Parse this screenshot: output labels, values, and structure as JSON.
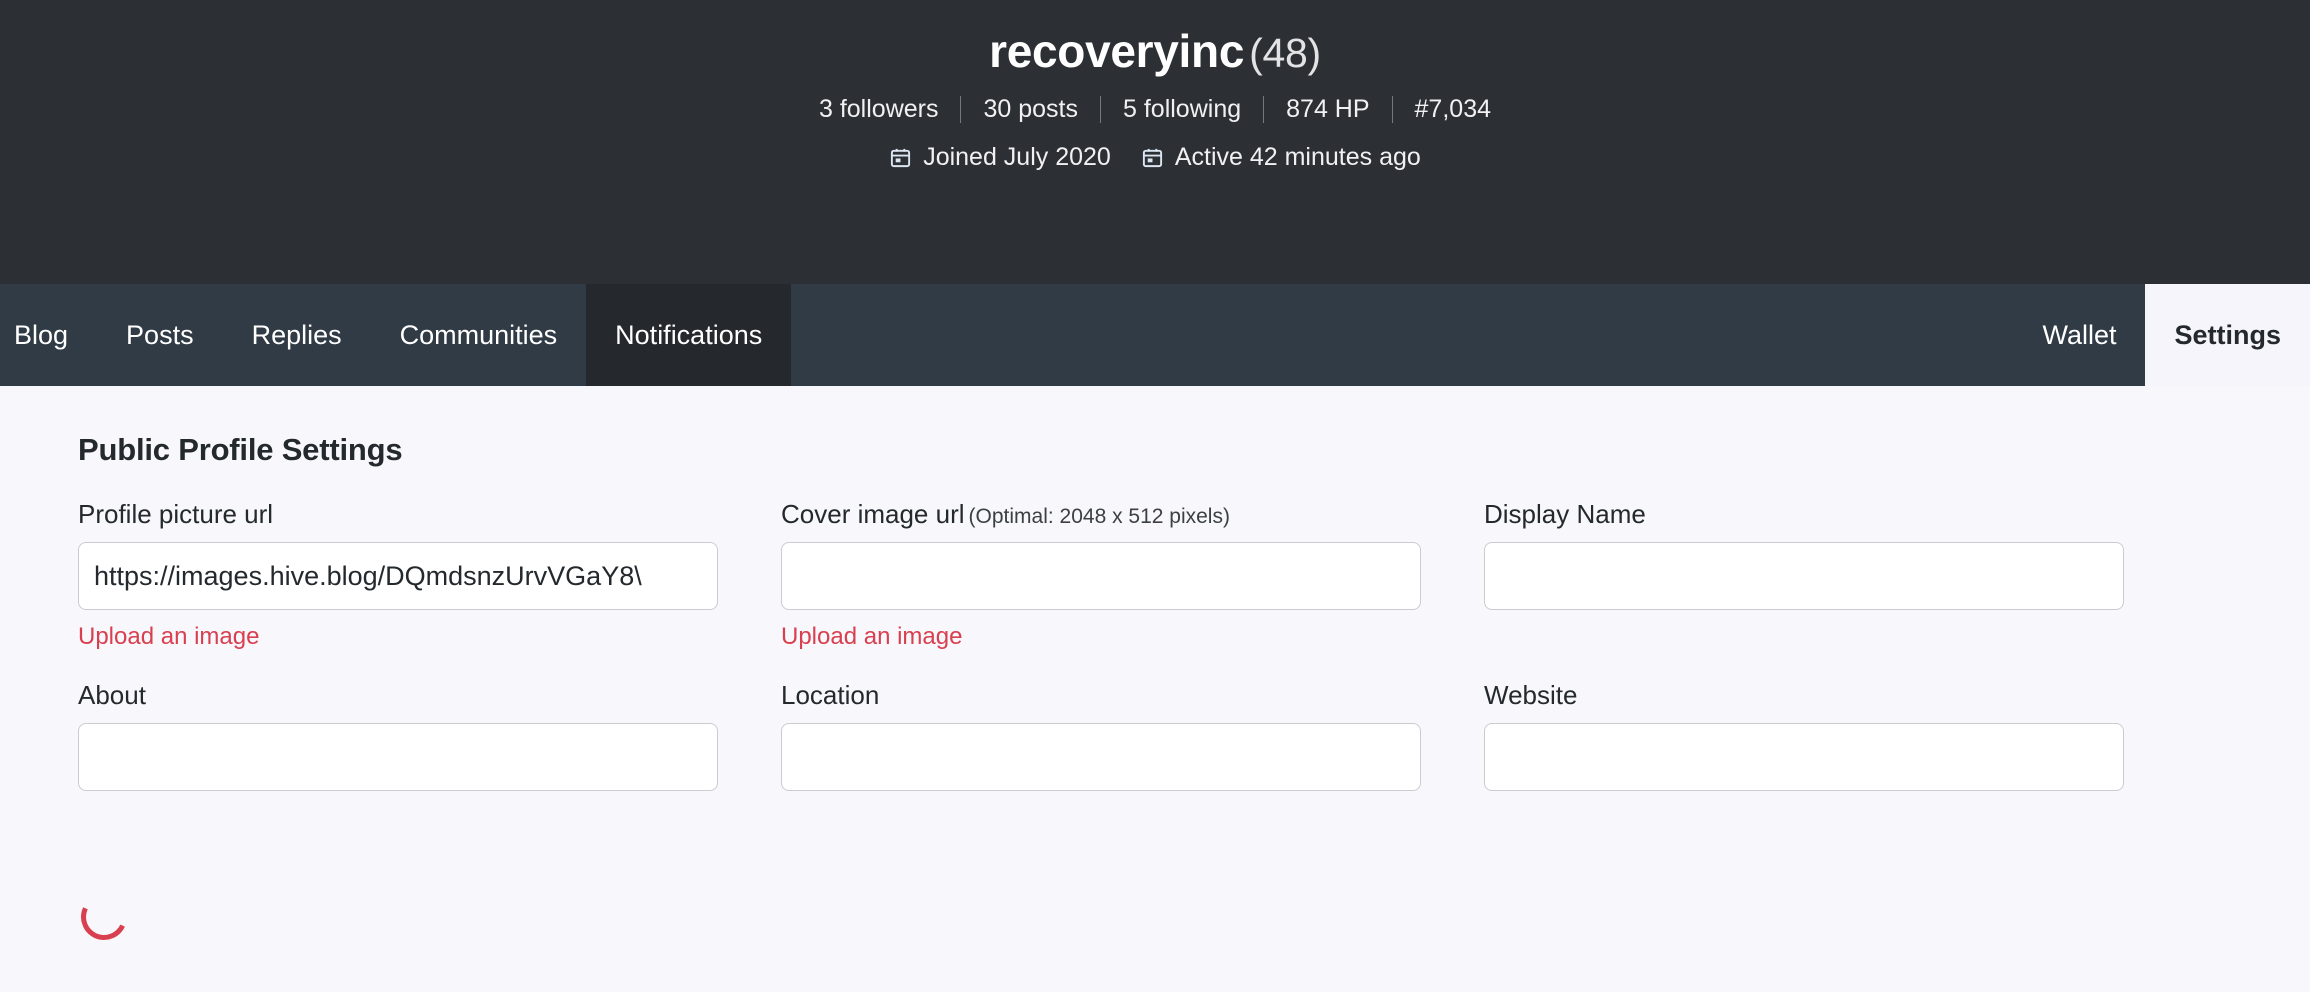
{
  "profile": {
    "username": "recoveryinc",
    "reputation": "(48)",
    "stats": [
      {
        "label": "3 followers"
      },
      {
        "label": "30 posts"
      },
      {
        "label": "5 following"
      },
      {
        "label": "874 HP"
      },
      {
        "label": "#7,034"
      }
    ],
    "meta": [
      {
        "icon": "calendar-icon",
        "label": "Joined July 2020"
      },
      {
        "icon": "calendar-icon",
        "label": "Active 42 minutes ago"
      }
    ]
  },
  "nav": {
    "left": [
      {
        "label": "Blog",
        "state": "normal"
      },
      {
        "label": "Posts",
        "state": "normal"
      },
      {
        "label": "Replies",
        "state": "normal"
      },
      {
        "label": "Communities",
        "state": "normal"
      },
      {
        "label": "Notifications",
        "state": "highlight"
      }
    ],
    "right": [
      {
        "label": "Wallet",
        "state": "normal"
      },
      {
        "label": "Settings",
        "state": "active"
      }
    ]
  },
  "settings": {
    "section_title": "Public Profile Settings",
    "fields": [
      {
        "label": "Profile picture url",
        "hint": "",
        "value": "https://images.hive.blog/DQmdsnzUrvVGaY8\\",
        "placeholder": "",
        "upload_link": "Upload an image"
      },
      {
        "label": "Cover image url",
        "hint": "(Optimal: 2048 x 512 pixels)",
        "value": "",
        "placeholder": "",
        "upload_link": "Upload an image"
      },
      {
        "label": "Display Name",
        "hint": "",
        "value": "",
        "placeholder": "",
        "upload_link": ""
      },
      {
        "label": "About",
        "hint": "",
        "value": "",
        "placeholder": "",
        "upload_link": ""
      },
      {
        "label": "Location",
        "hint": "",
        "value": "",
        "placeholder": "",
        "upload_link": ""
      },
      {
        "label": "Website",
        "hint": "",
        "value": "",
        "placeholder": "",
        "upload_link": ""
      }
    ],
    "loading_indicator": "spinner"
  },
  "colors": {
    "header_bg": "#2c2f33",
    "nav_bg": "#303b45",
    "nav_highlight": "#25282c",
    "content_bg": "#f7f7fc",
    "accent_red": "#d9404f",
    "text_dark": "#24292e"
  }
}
============================================================
= Task statement =
Except for the pictures, give all the material above again verbatim.

= Solved exercise =
Parse this screenshot: output labels, values, and structure as JSON.
{
  "profile": {
    "username": "recoveryinc",
    "reputation": "(48)",
    "stats": [
      {
        "label": "3 followers"
      },
      {
        "label": "30 posts"
      },
      {
        "label": "5 following"
      },
      {
        "label": "874 HP"
      },
      {
        "label": "#7,034"
      }
    ],
    "meta": [
      {
        "icon": "calendar-icon",
        "label": "Joined July 2020"
      },
      {
        "icon": "calendar-icon",
        "label": "Active 42 minutes ago"
      }
    ]
  },
  "nav": {
    "left": [
      {
        "label": "Blog",
        "state": "normal"
      },
      {
        "label": "Posts",
        "state": "normal"
      },
      {
        "label": "Replies",
        "state": "normal"
      },
      {
        "label": "Communities",
        "state": "normal"
      },
      {
        "label": "Notifications",
        "state": "highlight"
      }
    ],
    "right": [
      {
        "label": "Wallet",
        "state": "normal"
      },
      {
        "label": "Settings",
        "state": "active"
      }
    ]
  },
  "settings": {
    "section_title": "Public Profile Settings",
    "fields": [
      {
        "label": "Profile picture url",
        "hint": "",
        "value": "https://images.hive.blog/DQmdsnzUrvVGaY8\\",
        "placeholder": "",
        "upload_link": "Upload an image"
      },
      {
        "label": "Cover image url",
        "hint": "(Optimal: 2048 x 512 pixels)",
        "value": "",
        "placeholder": "",
        "upload_link": "Upload an image"
      },
      {
        "label": "Display Name",
        "hint": "",
        "value": "",
        "placeholder": "",
        "upload_link": ""
      },
      {
        "label": "About",
        "hint": "",
        "value": "",
        "placeholder": "",
        "upload_link": ""
      },
      {
        "label": "Location",
        "hint": "",
        "value": "",
        "placeholder": "",
        "upload_link": ""
      },
      {
        "label": "Website",
        "hint": "",
        "value": "",
        "placeholder": "",
        "upload_link": ""
      }
    ],
    "loading_indicator": "spinner"
  },
  "colors": {
    "header_bg": "#2c2f33",
    "nav_bg": "#303b45",
    "nav_highlight": "#25282c",
    "content_bg": "#f7f7fc",
    "accent_red": "#d9404f",
    "text_dark": "#24292e"
  }
}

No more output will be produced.